**EXERCISE TASK**. Give only the number of lines in the records below that contain the word "this".

**Collection entries**.
□ □ □ □

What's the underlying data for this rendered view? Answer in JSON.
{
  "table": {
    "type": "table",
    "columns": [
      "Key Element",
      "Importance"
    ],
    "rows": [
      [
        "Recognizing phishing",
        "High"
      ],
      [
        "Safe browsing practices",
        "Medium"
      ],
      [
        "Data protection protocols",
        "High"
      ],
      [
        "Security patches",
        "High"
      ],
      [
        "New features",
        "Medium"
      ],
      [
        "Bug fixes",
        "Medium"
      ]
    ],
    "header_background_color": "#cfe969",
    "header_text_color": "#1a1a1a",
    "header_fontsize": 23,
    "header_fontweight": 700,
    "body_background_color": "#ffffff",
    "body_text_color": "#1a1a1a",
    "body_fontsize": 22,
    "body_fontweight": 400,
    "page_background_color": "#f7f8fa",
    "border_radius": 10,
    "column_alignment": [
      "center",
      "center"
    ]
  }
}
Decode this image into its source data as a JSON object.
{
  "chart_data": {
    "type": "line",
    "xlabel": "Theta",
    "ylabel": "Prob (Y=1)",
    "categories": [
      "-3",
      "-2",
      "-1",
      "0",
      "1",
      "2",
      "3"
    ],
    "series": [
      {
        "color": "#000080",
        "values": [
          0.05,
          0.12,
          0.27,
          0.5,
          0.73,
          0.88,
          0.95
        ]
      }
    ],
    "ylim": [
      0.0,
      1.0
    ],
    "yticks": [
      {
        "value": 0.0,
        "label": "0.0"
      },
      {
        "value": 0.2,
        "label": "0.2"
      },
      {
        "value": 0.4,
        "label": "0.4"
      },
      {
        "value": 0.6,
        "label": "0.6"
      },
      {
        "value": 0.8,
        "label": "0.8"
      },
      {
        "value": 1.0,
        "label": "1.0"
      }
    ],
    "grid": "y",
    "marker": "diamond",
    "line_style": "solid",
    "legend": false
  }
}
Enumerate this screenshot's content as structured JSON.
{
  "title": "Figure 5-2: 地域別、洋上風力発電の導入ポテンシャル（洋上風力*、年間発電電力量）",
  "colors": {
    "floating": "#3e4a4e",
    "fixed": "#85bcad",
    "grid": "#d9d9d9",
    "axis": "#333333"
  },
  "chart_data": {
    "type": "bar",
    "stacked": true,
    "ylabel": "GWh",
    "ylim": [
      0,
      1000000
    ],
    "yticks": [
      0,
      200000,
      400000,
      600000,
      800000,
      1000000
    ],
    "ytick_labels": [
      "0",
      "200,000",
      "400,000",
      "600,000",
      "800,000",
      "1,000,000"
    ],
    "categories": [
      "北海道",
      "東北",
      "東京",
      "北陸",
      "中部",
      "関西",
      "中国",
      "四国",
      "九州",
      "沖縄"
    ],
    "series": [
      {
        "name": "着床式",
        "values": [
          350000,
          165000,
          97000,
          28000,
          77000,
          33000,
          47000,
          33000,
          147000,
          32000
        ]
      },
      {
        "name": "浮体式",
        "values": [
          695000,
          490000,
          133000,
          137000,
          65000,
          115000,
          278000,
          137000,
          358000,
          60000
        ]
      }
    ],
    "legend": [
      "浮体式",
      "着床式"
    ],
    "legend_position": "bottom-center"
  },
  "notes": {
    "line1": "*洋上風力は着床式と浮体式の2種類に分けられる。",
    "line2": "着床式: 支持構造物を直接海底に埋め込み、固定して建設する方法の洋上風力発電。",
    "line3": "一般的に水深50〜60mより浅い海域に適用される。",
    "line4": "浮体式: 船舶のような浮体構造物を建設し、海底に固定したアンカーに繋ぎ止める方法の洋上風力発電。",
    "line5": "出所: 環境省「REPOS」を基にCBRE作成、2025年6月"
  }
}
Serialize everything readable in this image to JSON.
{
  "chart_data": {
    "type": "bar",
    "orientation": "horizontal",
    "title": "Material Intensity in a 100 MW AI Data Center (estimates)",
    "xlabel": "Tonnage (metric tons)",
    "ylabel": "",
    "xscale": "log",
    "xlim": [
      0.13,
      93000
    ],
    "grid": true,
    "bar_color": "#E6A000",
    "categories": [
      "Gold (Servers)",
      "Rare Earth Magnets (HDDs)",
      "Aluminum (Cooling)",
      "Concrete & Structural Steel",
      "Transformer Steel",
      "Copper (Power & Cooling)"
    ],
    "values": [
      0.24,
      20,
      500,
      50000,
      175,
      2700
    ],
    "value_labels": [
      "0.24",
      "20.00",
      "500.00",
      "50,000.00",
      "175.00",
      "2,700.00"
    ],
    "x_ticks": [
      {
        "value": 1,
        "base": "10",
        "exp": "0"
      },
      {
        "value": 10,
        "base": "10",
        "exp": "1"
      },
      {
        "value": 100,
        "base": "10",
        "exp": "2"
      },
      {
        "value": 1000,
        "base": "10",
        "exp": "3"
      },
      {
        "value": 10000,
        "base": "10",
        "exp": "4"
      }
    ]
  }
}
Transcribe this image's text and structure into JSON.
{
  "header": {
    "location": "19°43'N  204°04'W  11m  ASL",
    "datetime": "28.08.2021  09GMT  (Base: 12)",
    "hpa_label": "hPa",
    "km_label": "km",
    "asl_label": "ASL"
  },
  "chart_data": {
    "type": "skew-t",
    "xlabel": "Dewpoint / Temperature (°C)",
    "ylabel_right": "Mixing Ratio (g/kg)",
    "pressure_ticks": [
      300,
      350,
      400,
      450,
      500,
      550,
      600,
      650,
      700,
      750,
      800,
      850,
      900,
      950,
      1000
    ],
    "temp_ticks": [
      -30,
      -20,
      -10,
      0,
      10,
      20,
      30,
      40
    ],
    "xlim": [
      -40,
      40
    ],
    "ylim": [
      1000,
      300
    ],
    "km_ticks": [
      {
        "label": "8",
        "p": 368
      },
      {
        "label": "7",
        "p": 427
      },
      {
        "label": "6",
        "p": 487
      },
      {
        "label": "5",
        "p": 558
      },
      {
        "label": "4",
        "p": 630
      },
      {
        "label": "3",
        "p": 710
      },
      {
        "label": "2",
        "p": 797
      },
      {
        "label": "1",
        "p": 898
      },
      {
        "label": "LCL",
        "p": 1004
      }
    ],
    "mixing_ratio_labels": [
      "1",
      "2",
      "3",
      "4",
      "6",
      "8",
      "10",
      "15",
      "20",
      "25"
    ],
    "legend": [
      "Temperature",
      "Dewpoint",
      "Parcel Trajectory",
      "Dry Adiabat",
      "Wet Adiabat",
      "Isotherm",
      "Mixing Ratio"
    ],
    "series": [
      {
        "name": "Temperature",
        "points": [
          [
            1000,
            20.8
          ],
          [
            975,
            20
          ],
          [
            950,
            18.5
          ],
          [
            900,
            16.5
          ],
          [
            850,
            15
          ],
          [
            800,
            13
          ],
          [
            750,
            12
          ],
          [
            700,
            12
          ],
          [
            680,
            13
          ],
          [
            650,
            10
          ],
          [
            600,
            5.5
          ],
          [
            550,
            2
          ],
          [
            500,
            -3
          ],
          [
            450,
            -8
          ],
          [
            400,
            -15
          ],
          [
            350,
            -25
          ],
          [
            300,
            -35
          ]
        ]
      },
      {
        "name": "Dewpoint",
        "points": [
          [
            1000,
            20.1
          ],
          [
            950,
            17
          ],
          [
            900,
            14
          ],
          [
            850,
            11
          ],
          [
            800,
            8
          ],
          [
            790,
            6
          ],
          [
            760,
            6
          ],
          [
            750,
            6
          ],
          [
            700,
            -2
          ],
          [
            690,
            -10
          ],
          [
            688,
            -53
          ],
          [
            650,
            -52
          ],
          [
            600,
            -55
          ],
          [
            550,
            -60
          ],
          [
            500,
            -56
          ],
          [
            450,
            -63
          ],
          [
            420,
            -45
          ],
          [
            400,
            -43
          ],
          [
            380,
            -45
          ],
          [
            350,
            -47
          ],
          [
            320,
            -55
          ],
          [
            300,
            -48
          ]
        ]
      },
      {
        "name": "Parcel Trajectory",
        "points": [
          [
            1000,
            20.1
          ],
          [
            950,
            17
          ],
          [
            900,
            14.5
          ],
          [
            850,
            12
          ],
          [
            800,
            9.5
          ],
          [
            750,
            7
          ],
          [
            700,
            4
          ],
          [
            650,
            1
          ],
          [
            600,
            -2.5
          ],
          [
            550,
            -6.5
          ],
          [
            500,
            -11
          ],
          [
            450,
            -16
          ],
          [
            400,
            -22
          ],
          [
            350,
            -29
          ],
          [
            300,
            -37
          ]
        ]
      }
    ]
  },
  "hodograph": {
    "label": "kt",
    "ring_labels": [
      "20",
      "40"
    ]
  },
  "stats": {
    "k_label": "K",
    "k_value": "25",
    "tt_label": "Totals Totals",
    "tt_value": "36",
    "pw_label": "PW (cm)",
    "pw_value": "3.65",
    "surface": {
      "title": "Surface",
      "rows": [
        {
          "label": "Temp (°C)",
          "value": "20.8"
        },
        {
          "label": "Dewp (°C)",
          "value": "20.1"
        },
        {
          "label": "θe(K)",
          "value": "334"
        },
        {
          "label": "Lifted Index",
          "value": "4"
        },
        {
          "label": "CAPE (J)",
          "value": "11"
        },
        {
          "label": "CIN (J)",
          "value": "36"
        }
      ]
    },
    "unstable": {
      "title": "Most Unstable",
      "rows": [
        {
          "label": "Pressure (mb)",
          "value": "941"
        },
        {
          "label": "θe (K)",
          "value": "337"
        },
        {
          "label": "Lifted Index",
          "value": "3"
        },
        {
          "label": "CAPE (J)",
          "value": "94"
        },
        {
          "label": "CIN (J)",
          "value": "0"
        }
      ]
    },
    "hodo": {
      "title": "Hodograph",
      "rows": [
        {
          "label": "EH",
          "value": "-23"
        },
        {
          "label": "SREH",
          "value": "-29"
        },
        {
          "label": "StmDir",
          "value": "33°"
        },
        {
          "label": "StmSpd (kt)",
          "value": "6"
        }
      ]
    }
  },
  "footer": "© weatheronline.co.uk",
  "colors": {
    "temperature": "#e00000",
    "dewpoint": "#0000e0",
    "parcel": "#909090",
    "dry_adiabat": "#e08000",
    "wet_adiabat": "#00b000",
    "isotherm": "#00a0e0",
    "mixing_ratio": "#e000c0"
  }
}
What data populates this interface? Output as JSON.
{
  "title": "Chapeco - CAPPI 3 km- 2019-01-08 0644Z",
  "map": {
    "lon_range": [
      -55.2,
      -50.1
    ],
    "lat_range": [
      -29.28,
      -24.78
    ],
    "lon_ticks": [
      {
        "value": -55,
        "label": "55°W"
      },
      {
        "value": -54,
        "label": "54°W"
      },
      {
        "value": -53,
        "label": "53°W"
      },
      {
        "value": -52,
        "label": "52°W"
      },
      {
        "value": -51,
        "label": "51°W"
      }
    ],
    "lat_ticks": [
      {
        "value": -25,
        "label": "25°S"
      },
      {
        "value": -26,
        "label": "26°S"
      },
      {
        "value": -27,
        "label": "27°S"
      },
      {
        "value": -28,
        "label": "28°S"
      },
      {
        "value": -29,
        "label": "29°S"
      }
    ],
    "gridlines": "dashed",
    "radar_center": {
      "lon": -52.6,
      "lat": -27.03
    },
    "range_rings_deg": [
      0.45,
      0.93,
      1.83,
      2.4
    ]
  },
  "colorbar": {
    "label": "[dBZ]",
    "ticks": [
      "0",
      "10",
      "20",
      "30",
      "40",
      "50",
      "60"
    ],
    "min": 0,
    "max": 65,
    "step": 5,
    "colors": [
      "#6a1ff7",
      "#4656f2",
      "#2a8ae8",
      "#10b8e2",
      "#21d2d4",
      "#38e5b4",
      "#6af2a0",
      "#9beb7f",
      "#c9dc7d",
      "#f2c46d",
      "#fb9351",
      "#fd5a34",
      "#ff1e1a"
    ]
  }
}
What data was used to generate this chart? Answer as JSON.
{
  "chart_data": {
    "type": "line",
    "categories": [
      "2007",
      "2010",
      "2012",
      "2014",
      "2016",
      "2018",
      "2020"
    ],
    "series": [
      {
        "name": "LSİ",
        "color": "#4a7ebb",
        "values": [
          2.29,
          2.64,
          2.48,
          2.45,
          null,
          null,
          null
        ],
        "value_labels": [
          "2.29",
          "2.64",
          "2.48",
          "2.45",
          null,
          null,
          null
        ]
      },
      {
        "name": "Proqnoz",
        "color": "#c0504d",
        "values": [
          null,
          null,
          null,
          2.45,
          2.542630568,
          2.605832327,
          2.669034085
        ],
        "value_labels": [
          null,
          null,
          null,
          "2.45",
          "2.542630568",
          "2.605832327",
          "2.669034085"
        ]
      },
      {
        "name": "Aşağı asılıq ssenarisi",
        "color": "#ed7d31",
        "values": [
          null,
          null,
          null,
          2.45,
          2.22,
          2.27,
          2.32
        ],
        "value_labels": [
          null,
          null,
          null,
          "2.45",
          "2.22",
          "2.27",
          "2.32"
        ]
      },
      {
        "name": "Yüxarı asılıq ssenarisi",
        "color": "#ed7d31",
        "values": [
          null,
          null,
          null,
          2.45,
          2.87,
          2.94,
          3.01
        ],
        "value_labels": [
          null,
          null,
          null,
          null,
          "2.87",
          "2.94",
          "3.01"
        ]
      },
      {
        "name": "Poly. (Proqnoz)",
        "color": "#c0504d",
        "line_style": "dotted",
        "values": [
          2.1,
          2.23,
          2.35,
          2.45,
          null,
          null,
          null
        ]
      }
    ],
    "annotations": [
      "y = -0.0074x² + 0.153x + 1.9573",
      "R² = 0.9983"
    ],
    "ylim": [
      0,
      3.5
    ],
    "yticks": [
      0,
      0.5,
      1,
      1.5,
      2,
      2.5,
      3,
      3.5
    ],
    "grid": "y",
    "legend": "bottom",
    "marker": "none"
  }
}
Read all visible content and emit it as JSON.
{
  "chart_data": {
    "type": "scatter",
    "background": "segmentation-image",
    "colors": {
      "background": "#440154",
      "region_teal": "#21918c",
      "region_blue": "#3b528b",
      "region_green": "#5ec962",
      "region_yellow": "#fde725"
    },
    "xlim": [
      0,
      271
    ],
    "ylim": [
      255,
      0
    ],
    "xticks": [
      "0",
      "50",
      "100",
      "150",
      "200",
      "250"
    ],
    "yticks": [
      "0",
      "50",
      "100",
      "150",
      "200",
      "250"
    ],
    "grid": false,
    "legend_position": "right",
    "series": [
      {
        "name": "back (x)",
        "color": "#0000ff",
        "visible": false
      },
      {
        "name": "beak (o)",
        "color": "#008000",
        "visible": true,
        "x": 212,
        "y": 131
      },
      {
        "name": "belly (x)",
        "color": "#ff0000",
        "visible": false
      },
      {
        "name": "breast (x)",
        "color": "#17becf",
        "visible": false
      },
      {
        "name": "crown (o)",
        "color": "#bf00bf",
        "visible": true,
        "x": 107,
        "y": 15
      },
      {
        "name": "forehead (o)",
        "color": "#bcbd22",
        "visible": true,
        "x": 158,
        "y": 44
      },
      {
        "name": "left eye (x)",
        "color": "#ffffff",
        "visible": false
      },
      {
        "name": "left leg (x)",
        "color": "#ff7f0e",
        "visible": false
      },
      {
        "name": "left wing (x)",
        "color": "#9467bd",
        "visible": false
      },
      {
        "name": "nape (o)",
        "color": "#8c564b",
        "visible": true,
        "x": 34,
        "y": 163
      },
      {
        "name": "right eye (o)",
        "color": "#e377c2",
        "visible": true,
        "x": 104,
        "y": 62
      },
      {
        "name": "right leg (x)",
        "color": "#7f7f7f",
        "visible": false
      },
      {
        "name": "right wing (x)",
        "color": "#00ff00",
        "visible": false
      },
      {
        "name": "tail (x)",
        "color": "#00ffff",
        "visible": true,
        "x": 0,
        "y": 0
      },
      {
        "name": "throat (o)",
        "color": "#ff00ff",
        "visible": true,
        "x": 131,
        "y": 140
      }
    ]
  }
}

□ □ □ □

**SOLUTION BELOW**. 7